#### BRIEF:
Copy out every record precisely.

— BEGIN INPUT ROWS —

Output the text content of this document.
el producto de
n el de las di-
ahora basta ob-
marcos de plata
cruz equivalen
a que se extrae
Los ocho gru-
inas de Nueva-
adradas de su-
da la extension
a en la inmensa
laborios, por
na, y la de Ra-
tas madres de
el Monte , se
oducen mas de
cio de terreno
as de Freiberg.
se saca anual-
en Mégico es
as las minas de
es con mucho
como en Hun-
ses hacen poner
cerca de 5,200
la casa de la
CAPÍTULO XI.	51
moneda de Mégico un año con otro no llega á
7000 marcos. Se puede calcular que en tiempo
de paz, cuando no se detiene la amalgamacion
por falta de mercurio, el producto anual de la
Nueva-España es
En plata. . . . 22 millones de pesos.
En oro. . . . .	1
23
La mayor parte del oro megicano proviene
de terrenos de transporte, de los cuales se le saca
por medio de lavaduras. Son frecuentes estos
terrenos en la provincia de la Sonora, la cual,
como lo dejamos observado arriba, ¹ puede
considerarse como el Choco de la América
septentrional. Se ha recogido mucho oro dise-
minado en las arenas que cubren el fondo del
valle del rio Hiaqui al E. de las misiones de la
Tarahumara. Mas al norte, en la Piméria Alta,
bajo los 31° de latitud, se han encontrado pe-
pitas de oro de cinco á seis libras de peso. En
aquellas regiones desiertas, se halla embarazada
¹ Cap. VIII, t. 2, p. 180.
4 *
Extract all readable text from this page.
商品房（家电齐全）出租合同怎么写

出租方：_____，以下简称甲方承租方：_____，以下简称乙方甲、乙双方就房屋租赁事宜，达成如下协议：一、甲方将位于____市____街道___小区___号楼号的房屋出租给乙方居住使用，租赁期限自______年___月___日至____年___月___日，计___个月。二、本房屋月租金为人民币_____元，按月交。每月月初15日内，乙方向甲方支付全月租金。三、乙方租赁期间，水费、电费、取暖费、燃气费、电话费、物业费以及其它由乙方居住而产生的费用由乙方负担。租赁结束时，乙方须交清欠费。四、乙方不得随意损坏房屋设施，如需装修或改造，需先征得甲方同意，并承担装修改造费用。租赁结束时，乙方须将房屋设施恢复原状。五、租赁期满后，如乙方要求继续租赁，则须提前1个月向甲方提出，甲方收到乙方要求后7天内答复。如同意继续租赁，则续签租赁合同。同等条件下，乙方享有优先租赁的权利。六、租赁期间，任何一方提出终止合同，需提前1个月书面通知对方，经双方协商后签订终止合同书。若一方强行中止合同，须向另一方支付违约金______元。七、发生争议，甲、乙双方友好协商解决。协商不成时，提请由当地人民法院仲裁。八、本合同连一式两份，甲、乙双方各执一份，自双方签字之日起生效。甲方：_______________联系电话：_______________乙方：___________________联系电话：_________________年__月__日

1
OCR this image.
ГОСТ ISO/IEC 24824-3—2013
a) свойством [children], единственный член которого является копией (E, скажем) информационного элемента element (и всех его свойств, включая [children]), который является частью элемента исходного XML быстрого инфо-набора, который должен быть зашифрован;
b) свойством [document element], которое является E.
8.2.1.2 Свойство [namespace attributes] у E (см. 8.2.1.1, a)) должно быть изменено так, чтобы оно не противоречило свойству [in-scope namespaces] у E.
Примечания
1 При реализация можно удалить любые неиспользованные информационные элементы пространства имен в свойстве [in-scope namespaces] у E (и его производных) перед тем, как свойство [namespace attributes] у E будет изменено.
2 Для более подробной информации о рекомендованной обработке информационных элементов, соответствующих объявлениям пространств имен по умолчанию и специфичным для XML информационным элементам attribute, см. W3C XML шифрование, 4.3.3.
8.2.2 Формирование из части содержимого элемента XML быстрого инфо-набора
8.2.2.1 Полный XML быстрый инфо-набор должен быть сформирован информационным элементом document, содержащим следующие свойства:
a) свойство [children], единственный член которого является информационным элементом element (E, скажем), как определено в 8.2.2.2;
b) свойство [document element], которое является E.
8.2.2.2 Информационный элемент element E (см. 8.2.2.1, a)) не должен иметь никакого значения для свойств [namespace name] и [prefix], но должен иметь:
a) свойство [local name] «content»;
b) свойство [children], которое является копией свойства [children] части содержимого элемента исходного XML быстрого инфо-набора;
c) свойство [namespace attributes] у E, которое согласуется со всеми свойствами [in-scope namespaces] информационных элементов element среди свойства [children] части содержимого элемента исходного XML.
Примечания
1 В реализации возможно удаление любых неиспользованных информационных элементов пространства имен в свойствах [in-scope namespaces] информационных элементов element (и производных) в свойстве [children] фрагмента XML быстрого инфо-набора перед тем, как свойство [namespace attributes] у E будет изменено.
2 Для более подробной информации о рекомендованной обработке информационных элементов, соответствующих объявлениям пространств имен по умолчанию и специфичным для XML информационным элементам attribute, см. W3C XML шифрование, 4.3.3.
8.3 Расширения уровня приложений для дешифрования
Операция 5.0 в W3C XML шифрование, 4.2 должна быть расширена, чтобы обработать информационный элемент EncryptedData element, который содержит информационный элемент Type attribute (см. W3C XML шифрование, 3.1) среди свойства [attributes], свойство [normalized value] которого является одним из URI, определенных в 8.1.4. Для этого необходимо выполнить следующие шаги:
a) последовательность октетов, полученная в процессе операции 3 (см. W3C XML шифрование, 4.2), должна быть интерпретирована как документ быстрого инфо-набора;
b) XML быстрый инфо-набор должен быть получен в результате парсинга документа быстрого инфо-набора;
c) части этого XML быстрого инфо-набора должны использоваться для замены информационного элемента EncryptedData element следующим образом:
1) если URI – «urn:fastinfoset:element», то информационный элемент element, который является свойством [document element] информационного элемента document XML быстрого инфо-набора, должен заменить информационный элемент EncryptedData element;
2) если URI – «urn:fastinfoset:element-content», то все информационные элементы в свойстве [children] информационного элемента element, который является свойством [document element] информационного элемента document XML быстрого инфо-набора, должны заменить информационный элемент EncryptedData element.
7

— END INPUT ROWS —

#### TASK RESULT:
Output the text content of this document.
el producto de
n el de las di-
ahora basta ob-
marcos de plata
cruz equivalen
a que se extrae
Los ocho gru-
inas de Nueva-
adradas de su-
da la extension
a en la inmensa
laborios, por
na, y la de Ra-
tas madres de
el Monte , se
oducen mas de
cio de terreno
as de Freiberg.
se saca anual-
en Mégico es
as las minas de
es con mucho
como en Hun-
ses hacen poner
cerca de 5,200
la casa de la
CAPÍTULO XI.	51
moneda de Mégico un año con otro no llega á
7000 marcos. Se puede calcular que en tiempo
de paz, cuando no se detiene la amalgamacion
por falta de mercurio, el producto anual de la
Nueva-España es
En plata. . . . 22 millones de pesos.
En oro. . . . .	1
23
La mayor parte del oro megicano proviene
de terrenos de transporte, de los cuales se le saca
por medio de lavaduras. Son frecuentes estos
terrenos en la provincia de la Sonora, la cual,
como lo dejamos observado arriba, ¹ puede
considerarse como el Choco de la América
septentrional. Se ha recogido mucho oro dise-
minado en las arenas que cubren el fondo del
valle del rio Hiaqui al E. de las misiones de la
Tarahumara. Mas al norte, en la Piméria Alta,
bajo los 31° de latitud, se han encontrado pe-
pitas de oro de cinco á seis libras de peso. En
aquellas regiones desiertas, se halla embarazada
¹ Cap. VIII, t. 2, p. 180.
4 *
Extract all readable text from this page.
商品房（家电齐全）出租合同怎么写

出租方：_____，以下简称甲方承租方：_____，以下简称乙方甲、乙双方就房屋租赁事宜，达成如下协议：一、甲方将位于____市____街道___小区___号楼号的房屋出租给乙方居住使用，租赁期限自______年___月___日至____年___月___日，计___个月。二、本房屋月租金为人民币_____元，按月交。每月月初15日内，乙方向甲方支付全月租金。三、乙方租赁期间，水费、电费、取暖费、燃气费、电话费、物业费以及其它由乙方居住而产生的费用由乙方负担。租赁结束时，乙方须交清欠费。四、乙方不得随意损坏房屋设施，如需装修或改造，需先征得甲方同意，并承担装修改造费用。租赁结束时，乙方须将房屋设施恢复原状。五、租赁期满后，如乙方要求继续租赁，则须提前1个月向甲方提出，甲方收到乙方要求后7天内答复。如同意继续租赁，则续签租赁合同。同等条件下，乙方享有优先租赁的权利。六、租赁期间，任何一方提出终止合同，需提前1个月书面通知对方，经双方协商后签订终止合同书。若一方强行中止合同，须向另一方支付违约金______元。七、发生争议，甲、乙双方友好协商解决。协商不成时，提请由当地人民法院仲裁。八、本合同连一式两份，甲、乙双方各执一份，自双方签字之日起生效。甲方：_______________联系电话：_______________乙方：___________________联系电话：_________________年__月__日

1
OCR this image.
ГОСТ ISO/IEC 24824-3—2013
a) свойством [children], единственный член которого является копией (E, скажем) информационного элемента element (и всех его свойств, включая [children]), который является частью элемента исходного XML быстрого инфо-набора, который должен быть зашифрован;
b) свойством [document element], которое является E.
8.2.1.2 Свойство [namespace attributes] у E (см. 8.2.1.1, a)) должно быть изменено так, чтобы оно не противоречило свойству [in-scope namespaces] у E.
Примечания
1 При реализация можно удалить любые неиспользованные информационные элементы пространства имен в свойстве [in-scope namespaces] у E (и его производных) перед тем, как свойство [namespace attributes] у E будет изменено.
2 Для более подробной информации о рекомендованной обработке информационных элементов, соответствующих объявлениям пространств имен по умолчанию и специфичным для XML информационным элементам attribute, см. W3C XML шифрование, 4.3.3.
8.2.2 Формирование из части содержимого элемента XML быстрого инфо-набора
8.2.2.1 Полный XML быстрый инфо-набор должен быть сформирован информационным элементом document, содержащим следующие свойства:
a) свойство [children], единственный член которого является информационным элементом element (E, скажем), как определено в 8.2.2.2;
b) свойство [document element], которое является E.
8.2.2.2 Информационный элемент element E (см. 8.2.2.1, a)) не должен иметь никакого значения для свойств [namespace name] и [prefix], но должен иметь:
a) свойство [local name] «content»;
b) свойство [children], которое является копией свойства [children] части содержимого элемента исходного XML быстрого инфо-набора;
c) свойство [namespace attributes] у E, которое согласуется со всеми свойствами [in-scope namespaces] информационных элементов element среди свойства [children] части содержимого элемента исходного XML.
Примечания
1 В реализации возможно удаление любых неиспользованных информационных элементов пространства имен в свойствах [in-scope namespaces] информационных элементов element (и производных) в свойстве [children] фрагмента XML быстрого инфо-набора перед тем, как свойство [namespace attributes] у E будет изменено.
2 Для более подробной информации о рекомендованной обработке информационных элементов, соответствующих объявлениям пространств имен по умолчанию и специфичным для XML информационным элементам attribute, см. W3C XML шифрование, 4.3.3.
8.3 Расширения уровня приложений для дешифрования
Операция 5.0 в W3C XML шифрование, 4.2 должна быть расширена, чтобы обработать информационный элемент EncryptedData element, который содержит информационный элемент Type attribute (см. W3C XML шифрование, 3.1) среди свойства [attributes], свойство [normalized value] которого является одним из URI, определенных в 8.1.4. Для этого необходимо выполнить следующие шаги:
a) последовательность октетов, полученная в процессе операции 3 (см. W3C XML шифрование, 4.2), должна быть интерпретирована как документ быстрого инфо-набора;
b) XML быстрый инфо-набор должен быть получен в результате парсинга документа быстрого инфо-набора;
c) части этого XML быстрого инфо-набора должны использоваться для замены информационного элемента EncryptedData element следующим образом:
1) если URI – «urn:fastinfoset:element», то информационный элемент element, который является свойством [document element] информационного элемента document XML быстрого инфо-набора, должен заменить информационный элемент EncryptedData element;
2) если URI – «urn:fastinfoset:element-content», то все информационные элементы в свойстве [children] информационного элемента element, который является свойством [document element] информационного элемента document XML быстрого инфо-набора, должны заменить информационный элемент EncryptedData element.
7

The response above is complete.